**Raw data**
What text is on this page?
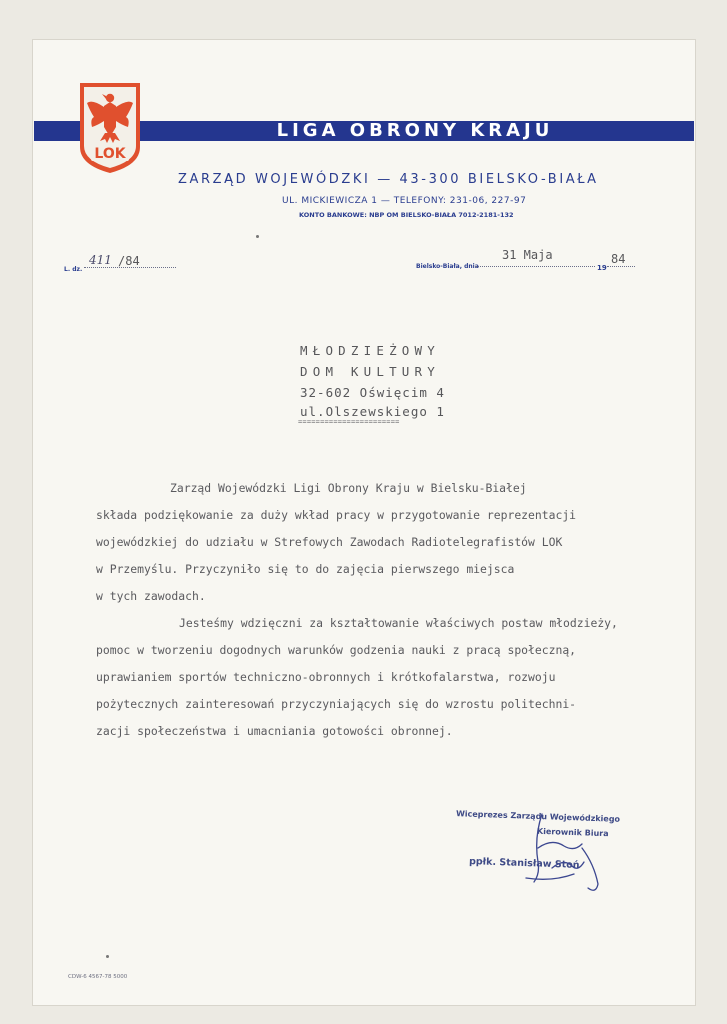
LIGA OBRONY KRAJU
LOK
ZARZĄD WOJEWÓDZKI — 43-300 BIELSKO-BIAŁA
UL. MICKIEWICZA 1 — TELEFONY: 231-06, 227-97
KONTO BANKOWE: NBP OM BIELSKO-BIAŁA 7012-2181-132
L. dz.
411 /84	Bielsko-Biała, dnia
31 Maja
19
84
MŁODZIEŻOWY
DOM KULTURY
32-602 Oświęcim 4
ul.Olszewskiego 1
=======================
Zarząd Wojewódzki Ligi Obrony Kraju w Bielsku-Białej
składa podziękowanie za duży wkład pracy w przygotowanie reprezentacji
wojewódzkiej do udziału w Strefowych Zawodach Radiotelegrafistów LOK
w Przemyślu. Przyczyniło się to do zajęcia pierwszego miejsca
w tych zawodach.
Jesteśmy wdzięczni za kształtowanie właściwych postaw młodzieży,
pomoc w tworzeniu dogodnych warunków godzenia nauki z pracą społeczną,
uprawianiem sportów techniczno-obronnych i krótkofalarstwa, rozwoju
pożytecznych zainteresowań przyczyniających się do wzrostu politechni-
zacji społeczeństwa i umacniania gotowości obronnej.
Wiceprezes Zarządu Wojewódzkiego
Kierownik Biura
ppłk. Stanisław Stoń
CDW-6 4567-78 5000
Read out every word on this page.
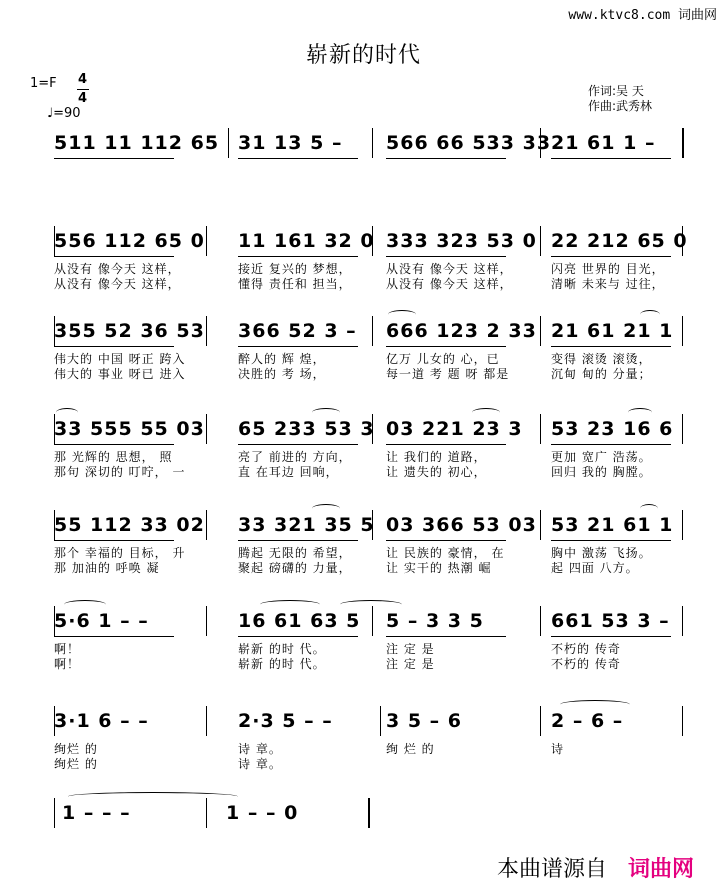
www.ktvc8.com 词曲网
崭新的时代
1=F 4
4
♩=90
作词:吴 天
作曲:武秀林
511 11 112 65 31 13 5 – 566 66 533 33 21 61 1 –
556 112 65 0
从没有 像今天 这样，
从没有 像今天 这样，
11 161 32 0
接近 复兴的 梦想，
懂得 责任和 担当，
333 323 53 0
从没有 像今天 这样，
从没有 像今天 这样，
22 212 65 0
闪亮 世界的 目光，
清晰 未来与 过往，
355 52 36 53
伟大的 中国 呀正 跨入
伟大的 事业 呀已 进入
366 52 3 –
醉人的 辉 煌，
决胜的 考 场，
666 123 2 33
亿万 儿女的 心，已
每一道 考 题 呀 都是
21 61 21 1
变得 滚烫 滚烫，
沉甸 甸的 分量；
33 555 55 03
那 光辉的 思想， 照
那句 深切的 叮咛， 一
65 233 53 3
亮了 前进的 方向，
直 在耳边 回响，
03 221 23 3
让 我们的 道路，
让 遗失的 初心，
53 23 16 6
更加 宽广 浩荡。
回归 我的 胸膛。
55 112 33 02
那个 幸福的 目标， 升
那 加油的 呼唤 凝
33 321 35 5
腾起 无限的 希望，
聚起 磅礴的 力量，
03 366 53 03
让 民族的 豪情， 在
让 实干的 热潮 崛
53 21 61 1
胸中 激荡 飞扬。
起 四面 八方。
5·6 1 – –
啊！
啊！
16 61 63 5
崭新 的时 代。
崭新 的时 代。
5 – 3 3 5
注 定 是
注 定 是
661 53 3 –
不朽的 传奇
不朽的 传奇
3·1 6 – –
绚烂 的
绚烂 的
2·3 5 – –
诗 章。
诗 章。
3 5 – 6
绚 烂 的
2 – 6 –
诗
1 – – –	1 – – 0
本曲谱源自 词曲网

...

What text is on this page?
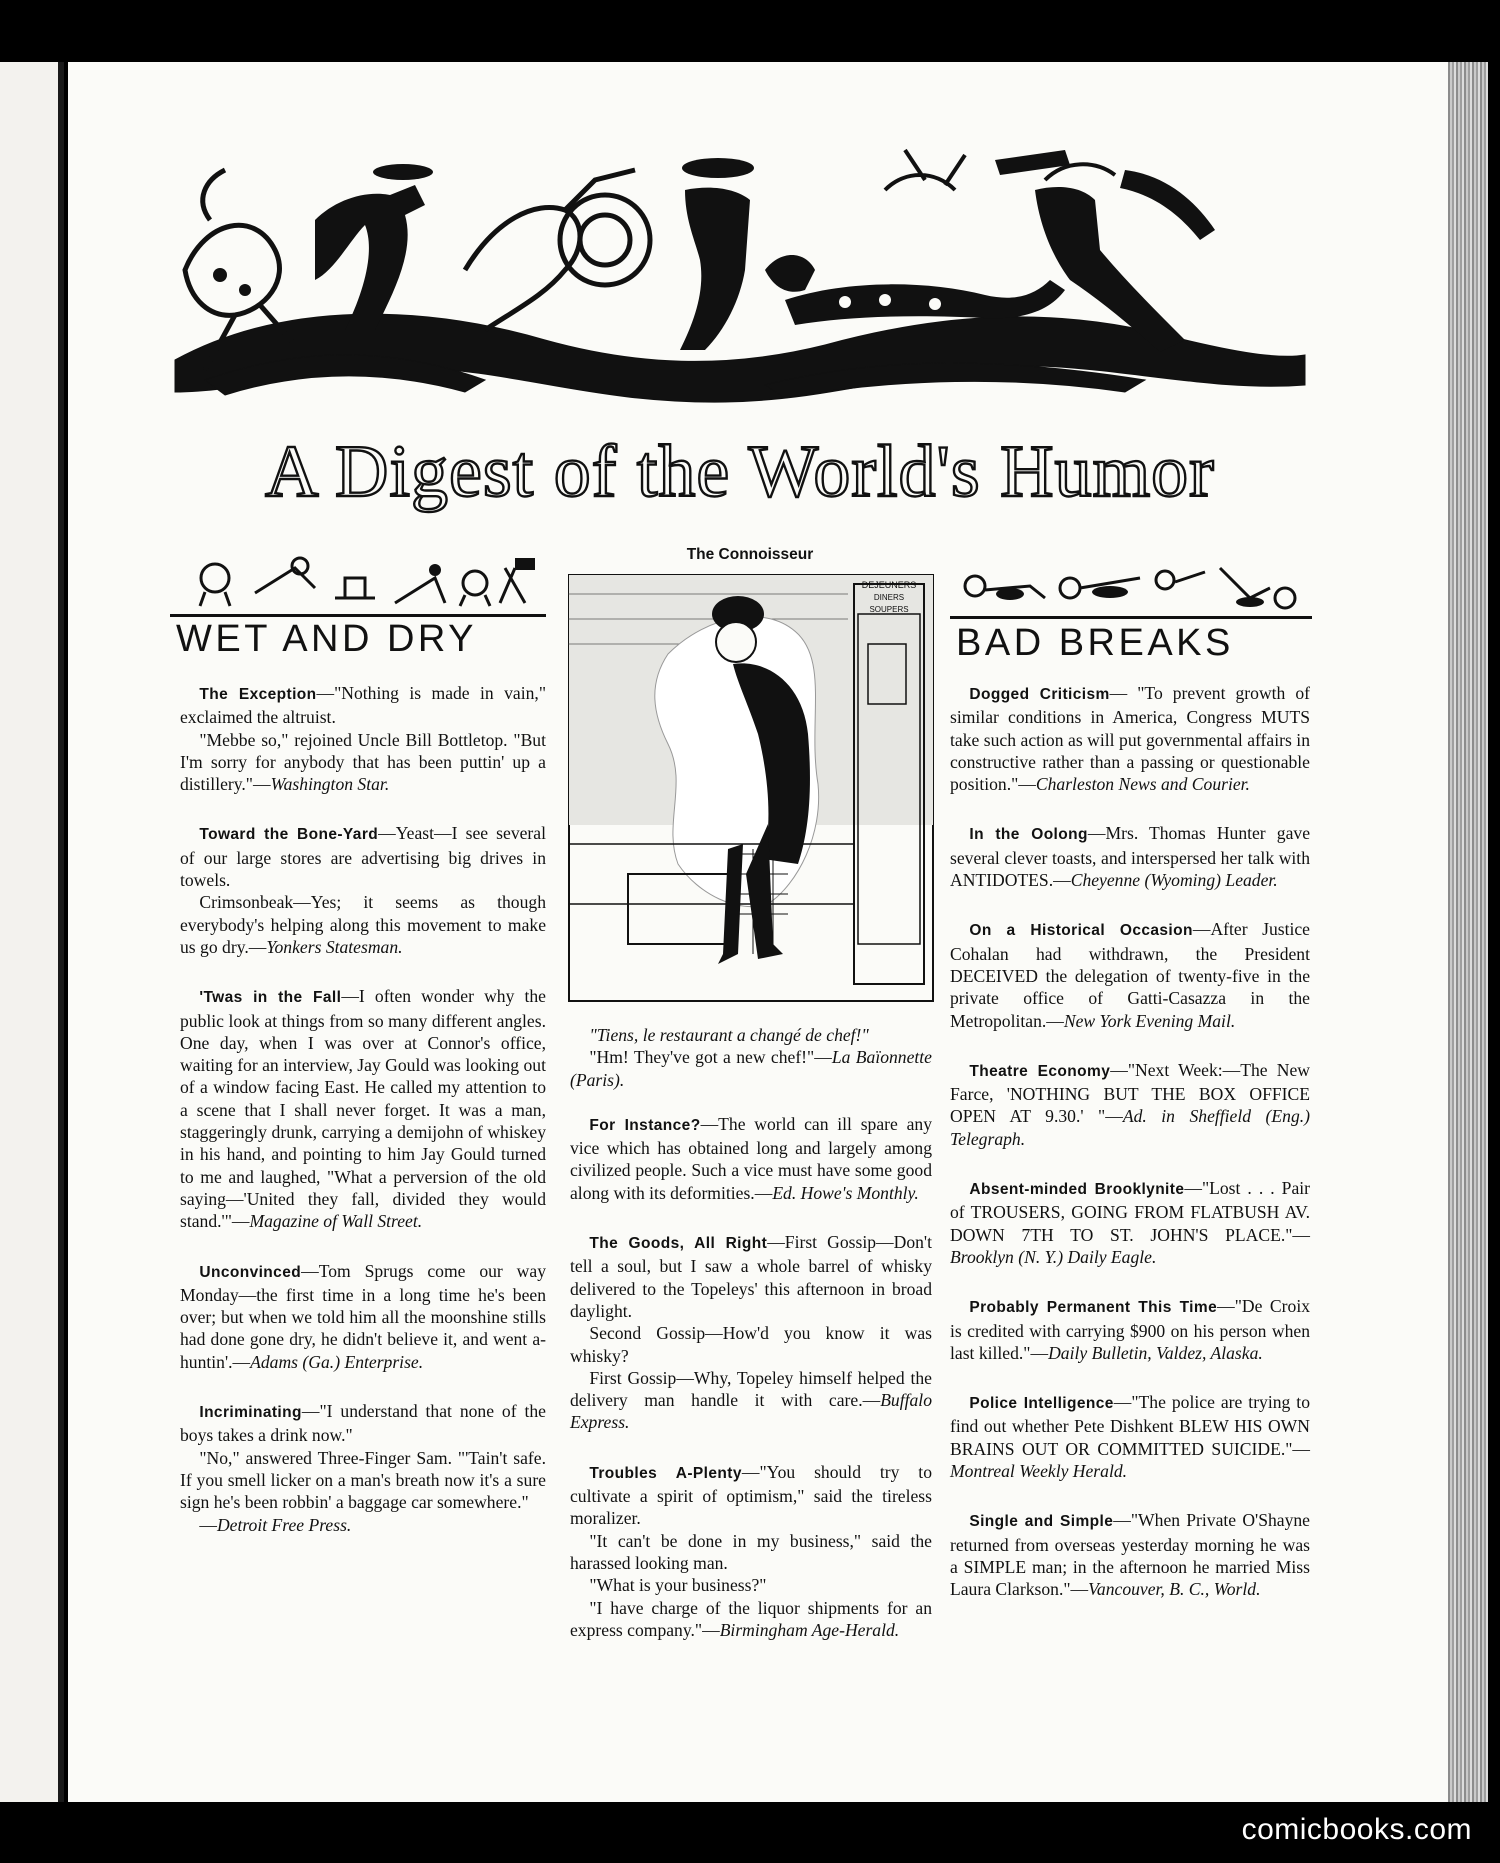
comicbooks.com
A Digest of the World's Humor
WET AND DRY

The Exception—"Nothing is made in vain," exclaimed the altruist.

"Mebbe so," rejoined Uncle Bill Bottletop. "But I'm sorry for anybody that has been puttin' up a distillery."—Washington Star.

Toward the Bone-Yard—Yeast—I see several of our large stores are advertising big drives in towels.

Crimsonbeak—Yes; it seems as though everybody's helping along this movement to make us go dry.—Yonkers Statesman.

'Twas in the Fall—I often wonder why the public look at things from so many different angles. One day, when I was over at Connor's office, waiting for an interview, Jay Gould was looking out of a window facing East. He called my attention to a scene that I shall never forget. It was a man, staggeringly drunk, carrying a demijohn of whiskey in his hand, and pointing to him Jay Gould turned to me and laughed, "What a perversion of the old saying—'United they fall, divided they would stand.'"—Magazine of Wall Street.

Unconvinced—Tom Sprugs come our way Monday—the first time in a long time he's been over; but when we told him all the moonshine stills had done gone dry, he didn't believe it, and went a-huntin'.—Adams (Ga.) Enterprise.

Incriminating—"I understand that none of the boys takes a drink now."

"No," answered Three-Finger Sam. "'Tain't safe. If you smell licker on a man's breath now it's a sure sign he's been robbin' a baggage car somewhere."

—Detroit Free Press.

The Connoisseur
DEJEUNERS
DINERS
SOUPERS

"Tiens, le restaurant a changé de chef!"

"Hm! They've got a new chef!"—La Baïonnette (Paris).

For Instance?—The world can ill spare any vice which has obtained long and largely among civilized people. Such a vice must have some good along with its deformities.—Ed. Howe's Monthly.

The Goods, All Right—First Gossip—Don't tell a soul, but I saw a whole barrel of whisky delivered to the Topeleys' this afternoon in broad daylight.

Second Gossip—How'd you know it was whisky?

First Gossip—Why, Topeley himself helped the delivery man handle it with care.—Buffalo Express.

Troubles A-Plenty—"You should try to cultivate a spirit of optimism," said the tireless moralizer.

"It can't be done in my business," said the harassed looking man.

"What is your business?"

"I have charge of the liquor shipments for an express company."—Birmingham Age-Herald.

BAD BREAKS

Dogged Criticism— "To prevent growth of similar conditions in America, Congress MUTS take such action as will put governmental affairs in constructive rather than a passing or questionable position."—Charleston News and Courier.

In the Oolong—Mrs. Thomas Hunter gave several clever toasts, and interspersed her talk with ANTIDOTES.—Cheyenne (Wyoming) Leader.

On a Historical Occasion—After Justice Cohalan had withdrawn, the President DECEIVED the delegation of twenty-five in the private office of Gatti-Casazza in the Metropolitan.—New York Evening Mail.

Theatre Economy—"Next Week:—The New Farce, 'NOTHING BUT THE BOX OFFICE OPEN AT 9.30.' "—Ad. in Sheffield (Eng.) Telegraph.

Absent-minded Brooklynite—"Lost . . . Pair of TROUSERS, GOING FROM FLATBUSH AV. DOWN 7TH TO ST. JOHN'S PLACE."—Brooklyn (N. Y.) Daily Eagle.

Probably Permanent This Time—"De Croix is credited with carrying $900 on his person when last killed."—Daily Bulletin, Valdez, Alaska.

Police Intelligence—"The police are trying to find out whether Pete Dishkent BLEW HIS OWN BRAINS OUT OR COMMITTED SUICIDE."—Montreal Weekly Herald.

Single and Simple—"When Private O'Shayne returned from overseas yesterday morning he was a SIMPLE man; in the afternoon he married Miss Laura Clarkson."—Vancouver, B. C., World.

* * *

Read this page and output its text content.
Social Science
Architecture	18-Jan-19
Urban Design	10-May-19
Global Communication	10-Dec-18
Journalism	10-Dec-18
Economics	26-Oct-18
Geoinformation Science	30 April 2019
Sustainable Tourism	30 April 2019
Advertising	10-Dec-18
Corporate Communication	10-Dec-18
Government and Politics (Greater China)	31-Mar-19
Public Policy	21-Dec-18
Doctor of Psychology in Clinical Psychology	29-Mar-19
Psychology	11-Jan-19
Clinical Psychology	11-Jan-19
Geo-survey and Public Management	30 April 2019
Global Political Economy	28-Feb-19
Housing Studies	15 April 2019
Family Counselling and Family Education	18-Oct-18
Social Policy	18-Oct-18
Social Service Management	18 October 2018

**To do**
Which lines above contain the word "page"? Copy each of them.

**Result of this task**
What text is on this page?
Read out every word on this page.
What text is on this page?
Read this page and output its text content.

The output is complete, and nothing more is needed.